**Exercise goal**: Write the data out again, exactly as given.

::: Given information

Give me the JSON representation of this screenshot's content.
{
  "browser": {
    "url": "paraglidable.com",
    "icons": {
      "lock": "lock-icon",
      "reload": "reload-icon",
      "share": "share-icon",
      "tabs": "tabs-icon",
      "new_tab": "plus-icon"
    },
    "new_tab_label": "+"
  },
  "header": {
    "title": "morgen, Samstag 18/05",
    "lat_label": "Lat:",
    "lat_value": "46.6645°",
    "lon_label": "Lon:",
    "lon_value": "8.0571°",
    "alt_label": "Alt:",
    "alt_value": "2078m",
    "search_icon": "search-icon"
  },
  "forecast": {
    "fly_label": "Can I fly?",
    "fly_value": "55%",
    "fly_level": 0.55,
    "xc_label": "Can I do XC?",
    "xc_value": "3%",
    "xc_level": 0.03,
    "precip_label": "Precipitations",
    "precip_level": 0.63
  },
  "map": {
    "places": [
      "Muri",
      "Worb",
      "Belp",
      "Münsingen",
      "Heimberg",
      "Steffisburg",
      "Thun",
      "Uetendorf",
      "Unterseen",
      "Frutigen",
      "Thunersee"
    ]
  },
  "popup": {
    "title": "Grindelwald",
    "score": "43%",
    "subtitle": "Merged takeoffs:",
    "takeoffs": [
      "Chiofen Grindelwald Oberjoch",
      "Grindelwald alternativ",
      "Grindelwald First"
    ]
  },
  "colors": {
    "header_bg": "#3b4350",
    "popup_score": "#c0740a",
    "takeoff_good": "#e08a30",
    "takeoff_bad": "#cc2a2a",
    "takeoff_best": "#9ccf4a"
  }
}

::::::

**The completed task**:
Give me the JSON representation of this screenshot's content.
{
  "browser": {
    "url": "paraglidable.com",
    "icons": {
      "lock": "lock-icon",
      "reload": "reload-icon",
      "share": "share-icon",
      "tabs": "tabs-icon",
      "new_tab": "plus-icon"
    },
    "new_tab_label": "+"
  },
  "header": {
    "title": "morgen, Samstag 18/05",
    "lat_label": "Lat:",
    "lat_value": "46.6645°",
    "lon_label": "Lon:",
    "lon_value": "8.0571°",
    "alt_label": "Alt:",
    "alt_value": "2078m",
    "search_icon": "search-icon"
  },
  "forecast": {
    "fly_label": "Can I fly?",
    "fly_value": "55%",
    "fly_level": 0.55,
    "xc_label": "Can I do XC?",
    "xc_value": "3%",
    "xc_level": 0.03,
    "precip_label": "Precipitations",
    "precip_level": 0.63
  },
  "map": {
    "places": [
      "Muri",
      "Worb",
      "Belp",
      "Münsingen",
      "Heimberg",
      "Steffisburg",
      "Thun",
      "Uetendorf",
      "Unterseen",
      "Frutigen",
      "Thunersee"
    ]
  },
  "popup": {
    "title": "Grindelwald",
    "score": "43%",
    "subtitle": "Merged takeoffs:",
    "takeoffs": [
      "Chiofen Grindelwald Oberjoch",
      "Grindelwald alternativ",
      "Grindelwald First"
    ]
  },
  "colors": {
    "header_bg": "#3b4350",
    "popup_score": "#c0740a",
    "takeoff_good": "#e08a30",
    "takeoff_bad": "#cc2a2a",
    "takeoff_best": "#9ccf4a"
  }
}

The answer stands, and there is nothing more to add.